*What is required*: Track down the lines that contain "sharing" and copy them.

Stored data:
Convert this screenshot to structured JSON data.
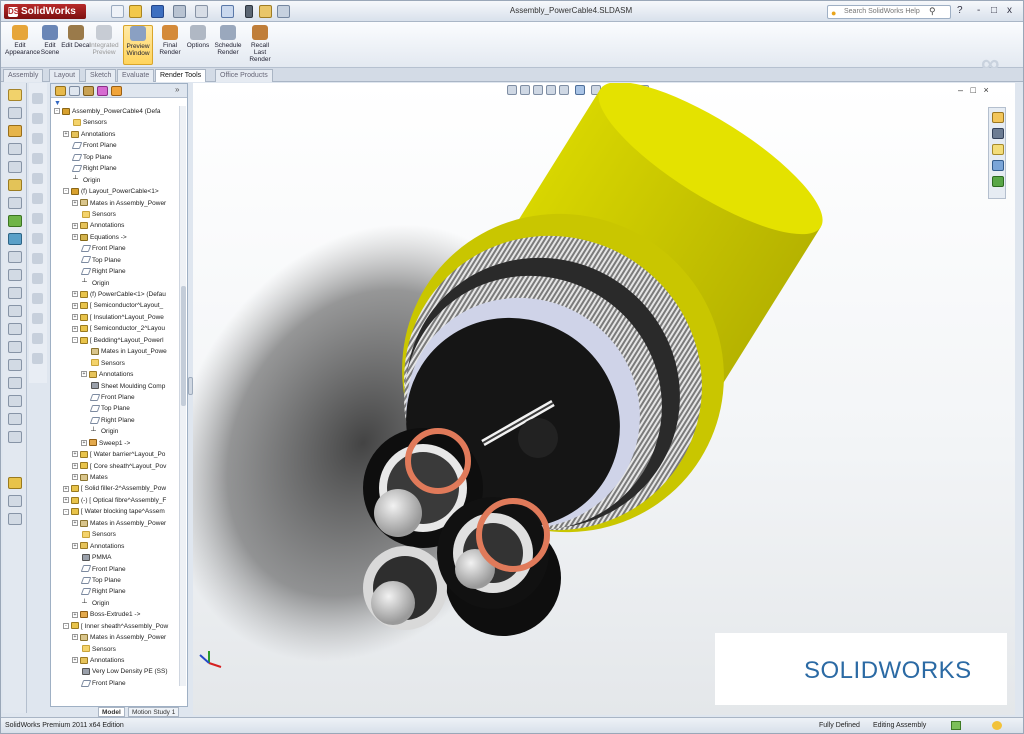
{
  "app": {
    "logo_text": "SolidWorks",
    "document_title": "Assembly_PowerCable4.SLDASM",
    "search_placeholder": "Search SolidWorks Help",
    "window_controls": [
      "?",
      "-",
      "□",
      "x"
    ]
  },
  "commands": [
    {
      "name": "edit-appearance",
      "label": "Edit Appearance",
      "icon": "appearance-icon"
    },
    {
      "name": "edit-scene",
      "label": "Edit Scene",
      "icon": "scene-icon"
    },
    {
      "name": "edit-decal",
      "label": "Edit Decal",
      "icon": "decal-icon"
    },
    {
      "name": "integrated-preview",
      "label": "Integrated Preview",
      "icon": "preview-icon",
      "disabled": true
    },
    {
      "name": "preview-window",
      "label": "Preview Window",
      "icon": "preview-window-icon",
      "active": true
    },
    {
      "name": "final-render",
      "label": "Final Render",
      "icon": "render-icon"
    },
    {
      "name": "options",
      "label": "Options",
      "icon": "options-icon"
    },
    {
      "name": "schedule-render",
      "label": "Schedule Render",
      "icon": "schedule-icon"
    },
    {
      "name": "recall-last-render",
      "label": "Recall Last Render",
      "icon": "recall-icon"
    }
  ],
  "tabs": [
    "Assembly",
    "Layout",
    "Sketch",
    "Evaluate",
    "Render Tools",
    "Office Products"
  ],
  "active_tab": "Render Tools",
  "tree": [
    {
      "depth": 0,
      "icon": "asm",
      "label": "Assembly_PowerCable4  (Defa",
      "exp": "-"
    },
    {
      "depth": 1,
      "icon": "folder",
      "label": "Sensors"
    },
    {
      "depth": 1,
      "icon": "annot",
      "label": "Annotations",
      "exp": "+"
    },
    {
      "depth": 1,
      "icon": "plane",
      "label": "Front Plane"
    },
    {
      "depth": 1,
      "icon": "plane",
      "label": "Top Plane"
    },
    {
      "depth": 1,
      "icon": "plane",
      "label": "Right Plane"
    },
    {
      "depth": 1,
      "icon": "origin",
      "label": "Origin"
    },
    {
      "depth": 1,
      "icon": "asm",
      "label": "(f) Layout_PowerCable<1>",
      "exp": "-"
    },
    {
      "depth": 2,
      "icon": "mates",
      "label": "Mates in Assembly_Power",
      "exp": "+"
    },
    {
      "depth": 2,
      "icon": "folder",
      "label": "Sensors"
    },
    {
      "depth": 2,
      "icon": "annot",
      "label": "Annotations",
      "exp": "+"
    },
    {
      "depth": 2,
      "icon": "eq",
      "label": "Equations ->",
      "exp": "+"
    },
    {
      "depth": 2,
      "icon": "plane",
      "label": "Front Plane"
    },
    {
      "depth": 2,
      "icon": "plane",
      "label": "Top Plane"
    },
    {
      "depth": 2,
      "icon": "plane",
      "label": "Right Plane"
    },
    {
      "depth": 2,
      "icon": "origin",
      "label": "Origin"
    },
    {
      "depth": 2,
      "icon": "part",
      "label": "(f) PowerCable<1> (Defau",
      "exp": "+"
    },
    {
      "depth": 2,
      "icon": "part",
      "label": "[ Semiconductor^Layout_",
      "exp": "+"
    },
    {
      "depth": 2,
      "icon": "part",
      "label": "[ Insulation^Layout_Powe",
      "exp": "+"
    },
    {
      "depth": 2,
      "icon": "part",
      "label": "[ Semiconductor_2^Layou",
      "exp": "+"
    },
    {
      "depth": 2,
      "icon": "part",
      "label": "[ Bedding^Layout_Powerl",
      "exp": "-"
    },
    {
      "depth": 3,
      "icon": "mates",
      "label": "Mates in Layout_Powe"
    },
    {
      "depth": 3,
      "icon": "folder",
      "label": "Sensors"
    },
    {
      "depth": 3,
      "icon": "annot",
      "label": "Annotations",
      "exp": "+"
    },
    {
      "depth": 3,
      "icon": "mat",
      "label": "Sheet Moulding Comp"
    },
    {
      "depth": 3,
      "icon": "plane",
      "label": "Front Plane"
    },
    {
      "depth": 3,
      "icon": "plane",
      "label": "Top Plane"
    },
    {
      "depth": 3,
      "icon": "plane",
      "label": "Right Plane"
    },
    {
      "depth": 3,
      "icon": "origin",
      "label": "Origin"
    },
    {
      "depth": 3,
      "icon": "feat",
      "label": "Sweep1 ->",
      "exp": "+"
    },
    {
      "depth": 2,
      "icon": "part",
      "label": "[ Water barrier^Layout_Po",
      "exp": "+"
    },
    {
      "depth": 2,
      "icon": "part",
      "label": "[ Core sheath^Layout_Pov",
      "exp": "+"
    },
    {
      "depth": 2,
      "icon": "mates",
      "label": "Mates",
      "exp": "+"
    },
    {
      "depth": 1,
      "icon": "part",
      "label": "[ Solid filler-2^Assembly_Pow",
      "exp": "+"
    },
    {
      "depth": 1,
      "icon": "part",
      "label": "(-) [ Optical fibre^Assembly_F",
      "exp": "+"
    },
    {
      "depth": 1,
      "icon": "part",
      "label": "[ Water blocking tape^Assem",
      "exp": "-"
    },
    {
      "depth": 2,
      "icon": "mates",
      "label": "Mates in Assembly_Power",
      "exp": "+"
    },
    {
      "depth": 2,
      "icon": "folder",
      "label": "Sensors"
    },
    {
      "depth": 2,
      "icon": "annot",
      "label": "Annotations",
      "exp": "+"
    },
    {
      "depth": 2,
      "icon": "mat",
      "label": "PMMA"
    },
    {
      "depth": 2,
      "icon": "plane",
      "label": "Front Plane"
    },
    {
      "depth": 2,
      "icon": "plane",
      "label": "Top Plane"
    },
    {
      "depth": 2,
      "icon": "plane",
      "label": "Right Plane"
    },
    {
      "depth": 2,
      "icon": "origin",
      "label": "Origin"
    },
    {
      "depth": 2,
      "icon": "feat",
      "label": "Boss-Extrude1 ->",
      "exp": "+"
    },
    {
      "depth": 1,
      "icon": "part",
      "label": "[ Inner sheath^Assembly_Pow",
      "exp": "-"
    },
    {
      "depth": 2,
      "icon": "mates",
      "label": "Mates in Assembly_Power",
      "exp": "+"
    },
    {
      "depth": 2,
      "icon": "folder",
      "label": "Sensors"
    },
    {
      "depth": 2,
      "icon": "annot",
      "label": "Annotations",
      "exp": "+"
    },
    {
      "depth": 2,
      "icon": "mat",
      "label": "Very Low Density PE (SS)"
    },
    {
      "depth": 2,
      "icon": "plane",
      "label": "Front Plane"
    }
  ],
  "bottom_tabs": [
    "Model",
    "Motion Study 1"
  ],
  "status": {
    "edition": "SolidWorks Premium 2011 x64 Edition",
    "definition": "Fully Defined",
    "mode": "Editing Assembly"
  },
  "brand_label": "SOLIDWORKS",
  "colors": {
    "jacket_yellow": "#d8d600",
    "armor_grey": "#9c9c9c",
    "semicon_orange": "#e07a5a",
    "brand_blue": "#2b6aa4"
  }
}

...

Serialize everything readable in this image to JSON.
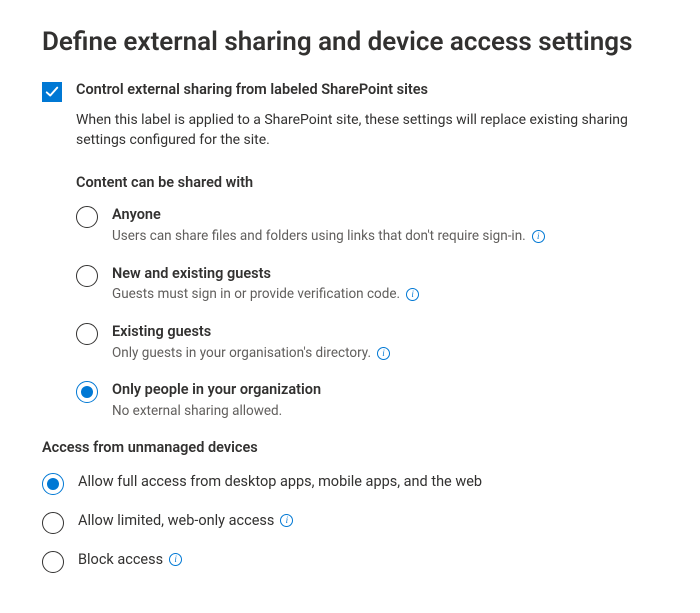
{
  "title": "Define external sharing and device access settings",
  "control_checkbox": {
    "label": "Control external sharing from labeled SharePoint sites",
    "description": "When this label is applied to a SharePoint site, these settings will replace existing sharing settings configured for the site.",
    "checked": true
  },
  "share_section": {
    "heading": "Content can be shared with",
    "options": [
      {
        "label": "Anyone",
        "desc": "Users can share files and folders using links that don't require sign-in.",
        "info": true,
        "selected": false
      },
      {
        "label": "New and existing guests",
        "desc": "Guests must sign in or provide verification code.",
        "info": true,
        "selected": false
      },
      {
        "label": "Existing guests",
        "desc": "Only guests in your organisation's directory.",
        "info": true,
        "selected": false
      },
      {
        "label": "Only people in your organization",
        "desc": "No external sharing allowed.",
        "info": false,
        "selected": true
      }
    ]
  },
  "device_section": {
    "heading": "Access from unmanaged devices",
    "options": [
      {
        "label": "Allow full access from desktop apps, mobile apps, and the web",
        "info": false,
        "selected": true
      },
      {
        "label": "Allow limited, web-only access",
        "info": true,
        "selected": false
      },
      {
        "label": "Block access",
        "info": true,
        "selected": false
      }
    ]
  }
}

*Final result*:
  "title": "Define external sharing and device access settings",
    "label": "Control external sharing from labeled SharePoint sites",
    "description": "When this label is applied to a SharePoint site, these settings will replace existing sharing settings configured for the site.",
        "desc": "No external sharing allowed.",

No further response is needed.